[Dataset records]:
========================================================================
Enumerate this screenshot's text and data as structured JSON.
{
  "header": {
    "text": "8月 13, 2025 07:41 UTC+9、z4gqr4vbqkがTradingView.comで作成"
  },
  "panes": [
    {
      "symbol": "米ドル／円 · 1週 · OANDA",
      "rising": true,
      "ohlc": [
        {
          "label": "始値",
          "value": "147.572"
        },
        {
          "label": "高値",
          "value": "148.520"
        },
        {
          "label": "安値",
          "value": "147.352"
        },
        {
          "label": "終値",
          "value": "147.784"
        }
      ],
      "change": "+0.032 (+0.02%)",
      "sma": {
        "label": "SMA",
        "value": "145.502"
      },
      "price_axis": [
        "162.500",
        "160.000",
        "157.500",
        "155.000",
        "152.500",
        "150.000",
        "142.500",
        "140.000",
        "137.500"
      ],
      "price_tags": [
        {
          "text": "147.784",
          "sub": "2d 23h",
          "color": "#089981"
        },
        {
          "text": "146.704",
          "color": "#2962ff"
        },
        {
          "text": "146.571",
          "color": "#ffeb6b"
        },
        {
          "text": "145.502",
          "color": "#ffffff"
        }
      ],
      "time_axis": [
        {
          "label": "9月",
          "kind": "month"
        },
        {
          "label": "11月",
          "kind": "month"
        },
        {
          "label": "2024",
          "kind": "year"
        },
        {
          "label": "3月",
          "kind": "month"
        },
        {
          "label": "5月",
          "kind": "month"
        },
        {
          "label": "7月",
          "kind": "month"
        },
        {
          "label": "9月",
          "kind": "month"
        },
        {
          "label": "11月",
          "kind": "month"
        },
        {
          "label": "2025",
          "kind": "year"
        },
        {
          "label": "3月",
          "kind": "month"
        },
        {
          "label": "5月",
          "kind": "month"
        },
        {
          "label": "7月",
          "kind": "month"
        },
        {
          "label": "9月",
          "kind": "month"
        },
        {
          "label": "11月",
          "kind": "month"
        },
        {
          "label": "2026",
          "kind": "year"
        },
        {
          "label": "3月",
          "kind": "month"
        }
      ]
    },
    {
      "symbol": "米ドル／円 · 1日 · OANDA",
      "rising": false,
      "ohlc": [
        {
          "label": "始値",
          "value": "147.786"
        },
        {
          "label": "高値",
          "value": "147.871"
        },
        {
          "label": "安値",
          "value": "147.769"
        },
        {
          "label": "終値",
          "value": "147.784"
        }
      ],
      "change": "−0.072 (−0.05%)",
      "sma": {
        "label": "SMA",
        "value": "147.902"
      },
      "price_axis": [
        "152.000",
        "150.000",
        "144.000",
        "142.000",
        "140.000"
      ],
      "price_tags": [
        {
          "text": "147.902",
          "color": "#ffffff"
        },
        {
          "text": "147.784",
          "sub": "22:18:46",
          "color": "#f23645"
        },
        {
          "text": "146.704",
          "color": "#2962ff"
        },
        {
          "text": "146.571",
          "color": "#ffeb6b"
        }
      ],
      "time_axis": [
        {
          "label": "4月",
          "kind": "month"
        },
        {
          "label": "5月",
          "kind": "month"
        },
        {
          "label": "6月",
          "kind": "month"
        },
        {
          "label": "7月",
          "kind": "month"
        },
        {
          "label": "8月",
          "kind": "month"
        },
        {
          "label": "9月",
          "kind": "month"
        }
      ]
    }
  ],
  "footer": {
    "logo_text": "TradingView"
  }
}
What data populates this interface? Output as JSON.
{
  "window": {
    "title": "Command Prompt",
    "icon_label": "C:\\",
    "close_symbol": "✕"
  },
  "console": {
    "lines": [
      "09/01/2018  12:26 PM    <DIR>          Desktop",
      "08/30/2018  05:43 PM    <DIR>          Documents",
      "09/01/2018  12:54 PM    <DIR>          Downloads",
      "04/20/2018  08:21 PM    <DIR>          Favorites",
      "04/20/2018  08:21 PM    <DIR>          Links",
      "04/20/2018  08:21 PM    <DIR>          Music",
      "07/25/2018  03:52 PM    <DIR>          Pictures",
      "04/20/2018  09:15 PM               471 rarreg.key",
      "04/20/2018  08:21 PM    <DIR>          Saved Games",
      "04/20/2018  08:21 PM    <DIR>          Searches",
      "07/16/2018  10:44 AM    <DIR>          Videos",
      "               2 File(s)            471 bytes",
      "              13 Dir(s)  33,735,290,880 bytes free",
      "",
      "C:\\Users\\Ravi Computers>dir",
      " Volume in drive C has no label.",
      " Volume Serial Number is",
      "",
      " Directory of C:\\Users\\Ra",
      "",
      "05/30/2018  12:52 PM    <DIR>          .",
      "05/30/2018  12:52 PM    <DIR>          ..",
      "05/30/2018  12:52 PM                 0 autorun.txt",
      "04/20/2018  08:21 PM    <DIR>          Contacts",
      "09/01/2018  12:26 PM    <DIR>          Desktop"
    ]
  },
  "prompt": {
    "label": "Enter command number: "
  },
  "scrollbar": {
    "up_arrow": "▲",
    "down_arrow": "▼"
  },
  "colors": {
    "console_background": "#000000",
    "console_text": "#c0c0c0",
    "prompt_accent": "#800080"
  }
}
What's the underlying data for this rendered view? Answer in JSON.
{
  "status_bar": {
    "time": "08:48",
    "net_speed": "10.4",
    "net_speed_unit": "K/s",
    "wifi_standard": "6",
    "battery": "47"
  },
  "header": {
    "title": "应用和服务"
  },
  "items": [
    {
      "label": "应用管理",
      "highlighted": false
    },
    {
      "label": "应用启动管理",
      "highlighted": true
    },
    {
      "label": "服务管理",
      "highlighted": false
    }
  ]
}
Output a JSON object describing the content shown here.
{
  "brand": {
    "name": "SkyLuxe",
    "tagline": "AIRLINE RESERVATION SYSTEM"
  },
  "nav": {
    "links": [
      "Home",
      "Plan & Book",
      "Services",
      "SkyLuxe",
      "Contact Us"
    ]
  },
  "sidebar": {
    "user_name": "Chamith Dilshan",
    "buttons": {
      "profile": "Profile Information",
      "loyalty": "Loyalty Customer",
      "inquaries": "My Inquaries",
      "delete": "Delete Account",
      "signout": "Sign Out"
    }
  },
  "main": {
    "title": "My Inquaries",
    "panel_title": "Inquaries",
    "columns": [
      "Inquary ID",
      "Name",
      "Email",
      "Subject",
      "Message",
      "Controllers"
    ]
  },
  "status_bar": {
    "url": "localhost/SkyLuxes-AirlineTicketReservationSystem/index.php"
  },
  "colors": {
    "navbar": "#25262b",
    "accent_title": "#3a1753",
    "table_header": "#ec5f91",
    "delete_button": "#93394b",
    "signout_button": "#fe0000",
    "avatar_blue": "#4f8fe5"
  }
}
========================================================================
[What this task involves]: Take the line holding "What's the underlying" and all lines after it through the end of the data, and set them down exactly.

[Answer to this exercise]:
What's the underlying data for this rendered view? Answer in JSON.
{
  "status_bar": {
    "time": "08:48",
    "net_speed": "10.4",
    "net_speed_unit": "K/s",
    "wifi_standard": "6",
    "battery": "47"
  },
  "header": {
    "title": "应用和服务"
  },
  "items": [
    {
      "label": "应用管理",
      "highlighted": false
    },
    {
      "label": "应用启动管理",
      "highlighted": true
    },
    {
      "label": "服务管理",
      "highlighted": false
    }
  ]
}
Output a JSON object describing the content shown here.
{
  "brand": {
    "name": "SkyLuxe",
    "tagline": "AIRLINE RESERVATION SYSTEM"
  },
  "nav": {
    "links": [
      "Home",
      "Plan & Book",
      "Services",
      "SkyLuxe",
      "Contact Us"
    ]
  },
  "sidebar": {
    "user_name": "Chamith Dilshan",
    "buttons": {
      "profile": "Profile Information",
      "loyalty": "Loyalty Customer",
      "inquaries": "My Inquaries",
      "delete": "Delete Account",
      "signout": "Sign Out"
    }
  },
  "main": {
    "title": "My Inquaries",
    "panel_title": "Inquaries",
    "columns": [
      "Inquary ID",
      "Name",
      "Email",
      "Subject",
      "Message",
      "Controllers"
    ]
  },
  "status_bar": {
    "url": "localhost/SkyLuxes-AirlineTicketReservationSystem/index.php"
  },
  "colors": {
    "navbar": "#25262b",
    "accent_title": "#3a1753",
    "table_header": "#ec5f91",
    "delete_button": "#93394b",
    "signout_button": "#fe0000",
    "avatar_blue": "#4f8fe5"
  }
}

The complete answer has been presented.